_TO BE DONE_
The complete listing should be restated exactly.

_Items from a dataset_
+--

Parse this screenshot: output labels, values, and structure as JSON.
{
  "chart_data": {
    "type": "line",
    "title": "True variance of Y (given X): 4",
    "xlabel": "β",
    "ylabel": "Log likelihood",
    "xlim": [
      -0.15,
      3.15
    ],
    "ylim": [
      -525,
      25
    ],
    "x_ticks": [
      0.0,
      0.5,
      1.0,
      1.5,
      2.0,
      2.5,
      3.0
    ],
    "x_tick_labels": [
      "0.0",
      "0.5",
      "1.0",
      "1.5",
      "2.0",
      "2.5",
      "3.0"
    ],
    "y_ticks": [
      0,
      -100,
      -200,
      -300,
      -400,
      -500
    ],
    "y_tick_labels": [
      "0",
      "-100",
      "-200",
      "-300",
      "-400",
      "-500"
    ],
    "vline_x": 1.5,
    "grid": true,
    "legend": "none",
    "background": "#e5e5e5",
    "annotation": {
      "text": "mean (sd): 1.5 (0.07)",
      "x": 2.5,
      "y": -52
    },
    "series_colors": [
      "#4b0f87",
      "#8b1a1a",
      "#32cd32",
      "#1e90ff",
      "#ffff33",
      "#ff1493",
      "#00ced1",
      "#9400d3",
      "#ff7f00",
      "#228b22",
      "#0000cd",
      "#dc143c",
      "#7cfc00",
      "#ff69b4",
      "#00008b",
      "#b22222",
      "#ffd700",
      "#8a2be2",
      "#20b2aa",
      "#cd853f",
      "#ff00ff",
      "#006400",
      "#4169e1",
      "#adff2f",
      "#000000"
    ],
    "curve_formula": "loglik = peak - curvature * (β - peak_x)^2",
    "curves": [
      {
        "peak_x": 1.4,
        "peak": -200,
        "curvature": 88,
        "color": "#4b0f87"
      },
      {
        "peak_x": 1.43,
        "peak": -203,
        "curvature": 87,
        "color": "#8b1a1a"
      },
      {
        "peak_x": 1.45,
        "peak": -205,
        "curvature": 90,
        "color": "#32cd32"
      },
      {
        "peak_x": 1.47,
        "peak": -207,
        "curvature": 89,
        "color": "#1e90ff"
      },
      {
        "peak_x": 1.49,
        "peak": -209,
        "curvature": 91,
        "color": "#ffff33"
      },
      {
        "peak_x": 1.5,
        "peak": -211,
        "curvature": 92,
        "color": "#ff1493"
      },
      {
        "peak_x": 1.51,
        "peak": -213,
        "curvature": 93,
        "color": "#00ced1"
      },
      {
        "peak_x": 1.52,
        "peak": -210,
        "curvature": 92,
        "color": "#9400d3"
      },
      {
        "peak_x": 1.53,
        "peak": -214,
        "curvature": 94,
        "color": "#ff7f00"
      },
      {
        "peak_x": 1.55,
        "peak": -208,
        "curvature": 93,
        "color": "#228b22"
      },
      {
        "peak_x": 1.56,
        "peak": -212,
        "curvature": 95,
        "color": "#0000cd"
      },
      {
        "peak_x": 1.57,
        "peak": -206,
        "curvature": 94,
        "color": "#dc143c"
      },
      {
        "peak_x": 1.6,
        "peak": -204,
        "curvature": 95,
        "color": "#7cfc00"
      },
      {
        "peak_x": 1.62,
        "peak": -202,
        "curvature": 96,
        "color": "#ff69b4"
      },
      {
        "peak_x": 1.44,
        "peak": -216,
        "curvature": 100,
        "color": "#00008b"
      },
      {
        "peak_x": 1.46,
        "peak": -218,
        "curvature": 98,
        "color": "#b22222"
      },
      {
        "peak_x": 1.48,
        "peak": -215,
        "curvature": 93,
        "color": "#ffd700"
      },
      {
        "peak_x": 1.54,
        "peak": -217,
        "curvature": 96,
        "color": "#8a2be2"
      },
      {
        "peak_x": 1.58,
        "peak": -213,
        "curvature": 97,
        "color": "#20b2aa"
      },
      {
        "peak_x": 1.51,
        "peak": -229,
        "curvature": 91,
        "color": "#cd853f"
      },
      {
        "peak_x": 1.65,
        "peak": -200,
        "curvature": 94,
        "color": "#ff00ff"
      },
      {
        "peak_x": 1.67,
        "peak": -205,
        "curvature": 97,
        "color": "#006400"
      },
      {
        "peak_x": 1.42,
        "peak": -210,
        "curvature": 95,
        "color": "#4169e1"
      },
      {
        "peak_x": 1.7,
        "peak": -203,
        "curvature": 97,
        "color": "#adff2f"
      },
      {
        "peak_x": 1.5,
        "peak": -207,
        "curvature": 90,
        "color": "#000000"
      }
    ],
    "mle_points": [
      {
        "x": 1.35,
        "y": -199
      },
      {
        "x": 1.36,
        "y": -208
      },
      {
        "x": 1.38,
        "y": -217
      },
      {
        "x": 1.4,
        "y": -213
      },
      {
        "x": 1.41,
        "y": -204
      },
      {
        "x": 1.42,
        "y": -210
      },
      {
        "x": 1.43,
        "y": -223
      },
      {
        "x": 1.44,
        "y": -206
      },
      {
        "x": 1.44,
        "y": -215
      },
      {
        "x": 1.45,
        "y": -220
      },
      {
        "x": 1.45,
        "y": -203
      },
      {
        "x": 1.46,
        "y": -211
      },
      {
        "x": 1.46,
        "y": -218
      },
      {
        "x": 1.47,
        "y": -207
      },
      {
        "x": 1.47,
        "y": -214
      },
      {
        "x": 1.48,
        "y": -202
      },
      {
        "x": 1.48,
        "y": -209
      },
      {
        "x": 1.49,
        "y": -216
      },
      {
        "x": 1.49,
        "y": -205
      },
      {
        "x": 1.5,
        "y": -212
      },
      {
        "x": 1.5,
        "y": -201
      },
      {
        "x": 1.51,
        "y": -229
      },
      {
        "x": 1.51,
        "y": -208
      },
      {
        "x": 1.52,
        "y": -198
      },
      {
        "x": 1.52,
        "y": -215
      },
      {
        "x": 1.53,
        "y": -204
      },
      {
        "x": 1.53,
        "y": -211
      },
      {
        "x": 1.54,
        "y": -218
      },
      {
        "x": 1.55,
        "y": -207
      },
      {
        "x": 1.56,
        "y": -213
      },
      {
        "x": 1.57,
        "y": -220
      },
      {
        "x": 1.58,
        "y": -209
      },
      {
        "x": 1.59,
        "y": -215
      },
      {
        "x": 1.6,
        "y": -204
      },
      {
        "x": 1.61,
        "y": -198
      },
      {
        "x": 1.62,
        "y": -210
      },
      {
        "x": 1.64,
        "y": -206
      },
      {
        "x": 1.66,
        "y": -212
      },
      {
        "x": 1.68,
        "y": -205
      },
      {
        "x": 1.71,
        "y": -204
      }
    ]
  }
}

+--

_RESPONSE TO THE EXERCISE_
Parse this screenshot: output labels, values, and structure as JSON.
{
  "chart_data": {
    "type": "line",
    "title": "True variance of Y (given X): 4",
    "xlabel": "β",
    "ylabel": "Log likelihood",
    "xlim": [
      -0.15,
      3.15
    ],
    "ylim": [
      -525,
      25
    ],
    "x_ticks": [
      0.0,
      0.5,
      1.0,
      1.5,
      2.0,
      2.5,
      3.0
    ],
    "x_tick_labels": [
      "0.0",
      "0.5",
      "1.0",
      "1.5",
      "2.0",
      "2.5",
      "3.0"
    ],
    "y_ticks": [
      0,
      -100,
      -200,
      -300,
      -400,
      -500
    ],
    "y_tick_labels": [
      "0",
      "-100",
      "-200",
      "-300",
      "-400",
      "-500"
    ],
    "vline_x": 1.5,
    "grid": true,
    "legend": "none",
    "background": "#e5e5e5",
    "annotation": {
      "text": "mean (sd): 1.5 (0.07)",
      "x": 2.5,
      "y": -52
    },
    "series_colors": [
      "#4b0f87",
      "#8b1a1a",
      "#32cd32",
      "#1e90ff",
      "#ffff33",
      "#ff1493",
      "#00ced1",
      "#9400d3",
      "#ff7f00",
      "#228b22",
      "#0000cd",
      "#dc143c",
      "#7cfc00",
      "#ff69b4",
      "#00008b",
      "#b22222",
      "#ffd700",
      "#8a2be2",
      "#20b2aa",
      "#cd853f",
      "#ff00ff",
      "#006400",
      "#4169e1",
      "#adff2f",
      "#000000"
    ],
    "curve_formula": "loglik = peak - curvature * (β - peak_x)^2",
    "curves": [
      {
        "peak_x": 1.4,
        "peak": -200,
        "curvature": 88,
        "color": "#4b0f87"
      },
      {
        "peak_x": 1.43,
        "peak": -203,
        "curvature": 87,
        "color": "#8b1a1a"
      },
      {
        "peak_x": 1.45,
        "peak": -205,
        "curvature": 90,
        "color": "#32cd32"
      },
      {
        "peak_x": 1.47,
        "peak": -207,
        "curvature": 89,
        "color": "#1e90ff"
      },
      {
        "peak_x": 1.49,
        "peak": -209,
        "curvature": 91,
        "color": "#ffff33"
      },
      {
        "peak_x": 1.5,
        "peak": -211,
        "curvature": 92,
        "color": "#ff1493"
      },
      {
        "peak_x": 1.51,
        "peak": -213,
        "curvature": 93,
        "color": "#00ced1"
      },
      {
        "peak_x": 1.52,
        "peak": -210,
        "curvature": 92,
        "color": "#9400d3"
      },
      {
        "peak_x": 1.53,
        "peak": -214,
        "curvature": 94,
        "color": "#ff7f00"
      },
      {
        "peak_x": 1.55,
        "peak": -208,
        "curvature": 93,
        "color": "#228b22"
      },
      {
        "peak_x": 1.56,
        "peak": -212,
        "curvature": 95,
        "color": "#0000cd"
      },
      {
        "peak_x": 1.57,
        "peak": -206,
        "curvature": 94,
        "color": "#dc143c"
      },
      {
        "peak_x": 1.6,
        "peak": -204,
        "curvature": 95,
        "color": "#7cfc00"
      },
      {
        "peak_x": 1.62,
        "peak": -202,
        "curvature": 96,
        "color": "#ff69b4"
      },
      {
        "peak_x": 1.44,
        "peak": -216,
        "curvature": 100,
        "color": "#00008b"
      },
      {
        "peak_x": 1.46,
        "peak": -218,
        "curvature": 98,
        "color": "#b22222"
      },
      {
        "peak_x": 1.48,
        "peak": -215,
        "curvature": 93,
        "color": "#ffd700"
      },
      {
        "peak_x": 1.54,
        "peak": -217,
        "curvature": 96,
        "color": "#8a2be2"
      },
      {
        "peak_x": 1.58,
        "peak": -213,
        "curvature": 97,
        "color": "#20b2aa"
      },
      {
        "peak_x": 1.51,
        "peak": -229,
        "curvature": 91,
        "color": "#cd853f"
      },
      {
        "peak_x": 1.65,
        "peak": -200,
        "curvature": 94,
        "color": "#ff00ff"
      },
      {
        "peak_x": 1.67,
        "peak": -205,
        "curvature": 97,
        "color": "#006400"
      },
      {
        "peak_x": 1.42,
        "peak": -210,
        "curvature": 95,
        "color": "#4169e1"
      },
      {
        "peak_x": 1.7,
        "peak": -203,
        "curvature": 97,
        "color": "#adff2f"
      },
      {
        "peak_x": 1.5,
        "peak": -207,
        "curvature": 90,
        "color": "#000000"
      }
    ],
    "mle_points": [
      {
        "x": 1.35,
        "y": -199
      },
      {
        "x": 1.36,
        "y": -208
      },
      {
        "x": 1.38,
        "y": -217
      },
      {
        "x": 1.4,
        "y": -213
      },
      {
        "x": 1.41,
        "y": -204
      },
      {
        "x": 1.42,
        "y": -210
      },
      {
        "x": 1.43,
        "y": -223
      },
      {
        "x": 1.44,
        "y": -206
      },
      {
        "x": 1.44,
        "y": -215
      },
      {
        "x": 1.45,
        "y": -220
      },
      {
        "x": 1.45,
        "y": -203
      },
      {
        "x": 1.46,
        "y": -211
      },
      {
        "x": 1.46,
        "y": -218
      },
      {
        "x": 1.47,
        "y": -207
      },
      {
        "x": 1.47,
        "y": -214
      },
      {
        "x": 1.48,
        "y": -202
      },
      {
        "x": 1.48,
        "y": -209
      },
      {
        "x": 1.49,
        "y": -216
      },
      {
        "x": 1.49,
        "y": -205
      },
      {
        "x": 1.5,
        "y": -212
      },
      {
        "x": 1.5,
        "y": -201
      },
      {
        "x": 1.51,
        "y": -229
      },
      {
        "x": 1.51,
        "y": -208
      },
      {
        "x": 1.52,
        "y": -198
      },
      {
        "x": 1.52,
        "y": -215
      },
      {
        "x": 1.53,
        "y": -204
      },
      {
        "x": 1.53,
        "y": -211
      },
      {
        "x": 1.54,
        "y": -218
      },
      {
        "x": 1.55,
        "y": -207
      },
      {
        "x": 1.56,
        "y": -213
      },
      {
        "x": 1.57,
        "y": -220
      },
      {
        "x": 1.58,
        "y": -209
      },
      {
        "x": 1.59,
        "y": -215
      },
      {
        "x": 1.6,
        "y": -204
      },
      {
        "x": 1.61,
        "y": -198
      },
      {
        "x": 1.62,
        "y": -210
      },
      {
        "x": 1.64,
        "y": -206
      },
      {
        "x": 1.66,
        "y": -212
      },
      {
        "x": 1.68,
        "y": -205
      },
      {
        "x": 1.71,
        "y": -204
      }
    ]
  }
}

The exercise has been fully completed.